▶ WHAT TO DO: Exactly as written, please set down all of the entries again, with no pictures.

▶ EXERCISE INPUT:
####################

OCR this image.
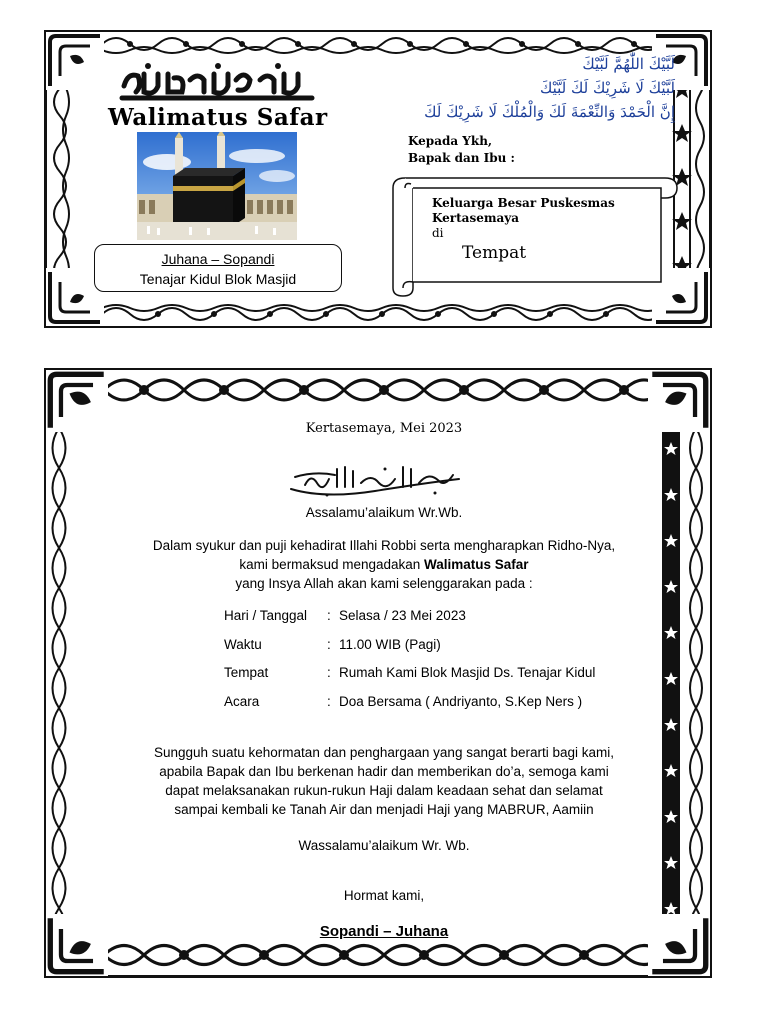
Walimatus Safar
Juhana – Sopandi
Tenajar Kidul Blok Masjid
لَبَّيْكَ اللّٰهُمَّ لَبَّيْكَ
لَبَّيْكَ لَا شَرِيْكَ لَكَ لَبَّيْكَ
إِنَّ الْحَمْدَ وَالنِّعْمَةَ لَكَ وَالْمُلْكَ لَا شَرِيْكَ لَكَ
Kepada Ykh,
Bapak dan Ibu :
Keluarga Besar Puskesmas
Kertasemaya
di
Tempat
Kertasemaya, Mei 2023
Assalamu’alaikum Wr.Wb.
Dalam syukur dan puji kehadirat Illahi Robbi serta mengharapkan Ridho-Nya,
kami bermaksud mengadakan Walimatus Safar
yang Insya Allah akan kami selenggarakan pada :
Hari / Tanggal : Selasa / 23 Mei 2023
Waktu	: 11.00 WIB (Pagi)
Tempat	: Rumah Kami Blok Masjid Ds. Tenajar Kidul
Acara	: Doa Bersama ( Andriyanto, S.Kep Ners )
Sungguh suatu kehormatan dan penghargaan yang sangat berarti bagi kami,
apabila Bapak dan Ibu berkenan hadir dan memberikan do’a, semoga kami
dapat melaksanakan rukun-rukun Haji dalam keadaan sehat dan selamat
sampai kembali ke Tanah Air dan menjadi Haji yang MABRUR, Aamiin
Wassalamu’alaikum Wr. Wb.
Hormat kami,
Sopandi – Juhana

####################

▶ WRITTEN SOLUTION:
OCR this image.
Walimatus Safar
Juhana – Sopandi
Tenajar Kidul Blok Masjid
لَبَّيْكَ اللّٰهُمَّ لَبَّيْكَ
لَبَّيْكَ لَا شَرِيْكَ لَكَ لَبَّيْكَ
إِنَّ الْحَمْدَ وَالنِّعْمَةَ لَكَ وَالْمُلْكَ لَا شَرِيْكَ لَكَ
Kepada Ykh,
Bapak dan Ibu :
Keluarga Besar Puskesmas
Kertasemaya
di
Tempat
Kertasemaya, Mei 2023
Assalamu’alaikum Wr.Wb.
Dalam syukur dan puji kehadirat Illahi Robbi serta mengharapkan Ridho-Nya,
kami bermaksud mengadakan Walimatus Safar
yang Insya Allah akan kami selenggarakan pada :
Hari / Tanggal : Selasa / 23 Mei 2023
Waktu	: 11.00 WIB (Pagi)
Tempat	: Rumah Kami Blok Masjid Ds. Tenajar Kidul
Acara	: Doa Bersama ( Andriyanto, S.Kep Ners )
Sungguh suatu kehormatan dan penghargaan yang sangat berarti bagi kami,
apabila Bapak dan Ibu berkenan hadir dan memberikan do’a, semoga kami
dapat melaksanakan rukun-rukun Haji dalam keadaan sehat dan selamat
sampai kembali ke Tanah Air dan menjadi Haji yang MABRUR, Aamiin
Wassalamu’alaikum Wr. Wb.
Hormat kami,
Sopandi – Juhana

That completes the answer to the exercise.